▶ [SELECTION]
26 Ship of Gold in the Deep Blue Sea (1998) Gary Kinder. In 1857, the
steamship Central America went down with 400 passengers—and 21 tons of
gold. We follow the fate of the steamer and then the exploits of
treasure hunter Tommy Thompson 130 years later. Thompson locates the
wreck through historical detective work, weathers the labyrinthine rules
of international salvage law, and develops new submersible technology to
enable deepwater recovery (the ship lies 8,000 feet down). This true
story culminates in a series of seaborne ruses as the treasure hunters
try to evade piratical competitors. Vintage, 1999.
27 Admiral of the Ocean Sea: A Life of Christopher Columbus (1942)
Samuel Eliot Morison. A renowned Harvard historian and devout sailor,
Morison retraced Columbus's route for this 1950 Pulitzer Prize-winning
biography. The attention he devotes to explaining navigation is
invaluable in showing Columbus's genius. If you can't get enough of the
wiles of dead reckoning, seek out the original two-volume edition.
Little, Brown, 1970.
28 The Saga of the Cimba (1939) Richard Maury. It's just a
voyage from
New York to Fiji (via the Panama Canal). But Maury's bittersweet telling
is so enthusiastic and lyrically beautiful that it takes your breath
away. Jonathan Raban calls it "the most eloquent prose hymn ever written
to the exhilaration, the beauty, and the sheer joy of being at sea." The
voyage's abrupt end will wring tears from your eyes, but as Maury notes,
"We cannot hold the same poetry throughout life." McGraw-Hill, 2001.
29 Passage to Juneau: A Sea and Its Meanings (1999) Jonathan Raban. An
incomparable literary companion with whom to share a boat, Raban
explores the Inside Passage from Seattle to Juneau and encounters
Indians and all manner of serendipitous acquaintances. His reflections
upon Captain George Vancouver and other predecessors are rich for being
informed but never effete. How did the Polynesians navigate? With their
testicles, of course, sensing variations in the sea swell through their
most sensitive parts. Vintage, 2000.
30 The Principall Navigation, Voyages, Traffiques, and Discoveries of
the English Nation (1589-1600) Richard Hakluyt. At a time when maps
still had lacunae labeled "here be dragons," Hakluyt published 12
volumes of the accounts of English explorations around the globe. His
intent was to spread English might Elizabethan-style, to curry
enthusiasm for settlement and expansion, and—oh yes—to make good on his
own investments. But the accounts became an end in themselves as he
recorded the tales of Portuguese and Spanish explorers, too. Some say he
invented travel literature. An abridged edition, Voyages and Discoveries
(1972), is available from Penguin.
31 Typee (1846) Herman Melville. Before he was a great novelist,
Melville was a ship jumper. At age 22, he and a friend left a whaler in
the Marquesas Islands and lived among the natives for four months. This,
his first novel, was based on that experience and is a classic of the
sailor-in-a-strange-land genre. There is much to admire in the land of
Typees, many sensual pleasures, and much, it turns out, to fear.

▶ [INFORMATION PROVIDED]
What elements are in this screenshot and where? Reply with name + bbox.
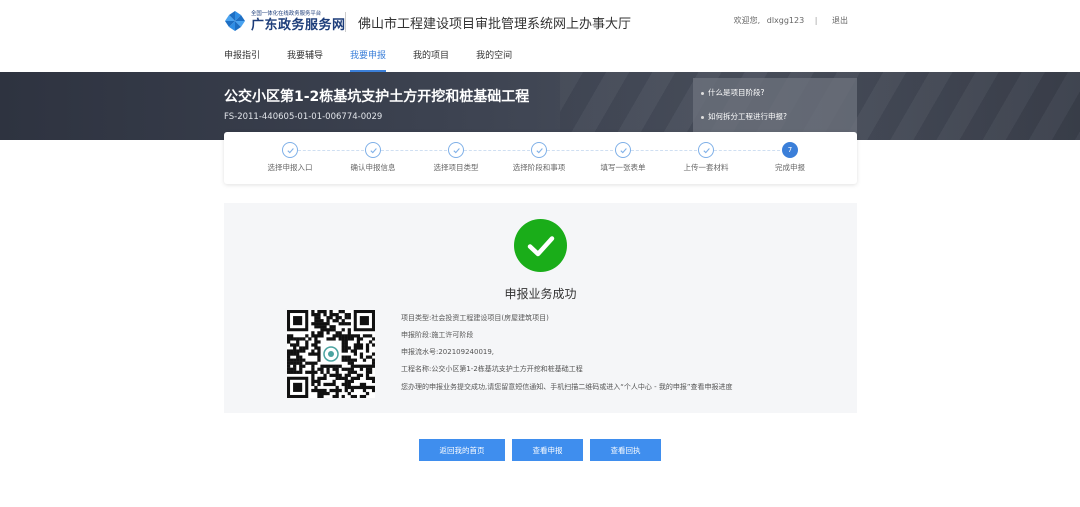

▶ [WORK INSTRUCTIONS]
(1) In the list of sea books, name the author of each numbered book entry, in order.
(2) Reproduce the passage of the list of sea books from "31 Typee (1846)" up to and including "out, to fear.".
Draw only on the text above to complete this.

▶ [THE RESULTS]
(1) Gary Kinder, Samuel Eliot Morison, Richard Maury, Jonathan Raban, Richard Hakluyt, Herman Melville

(2)
31 Typee (1846) Herman Melville. Before he was a great novelist,
Melville was a ship jumper. At age 22, he and a friend left a whaler in
the Marquesas Islands and lived among the natives for four months. This,
his first novel, was based on that experience and is a classic of the
sailor-in-a-strange-land genre. There is much to admire in the land of
Typees, many sensual pleasures, and much, it turns out, to fear.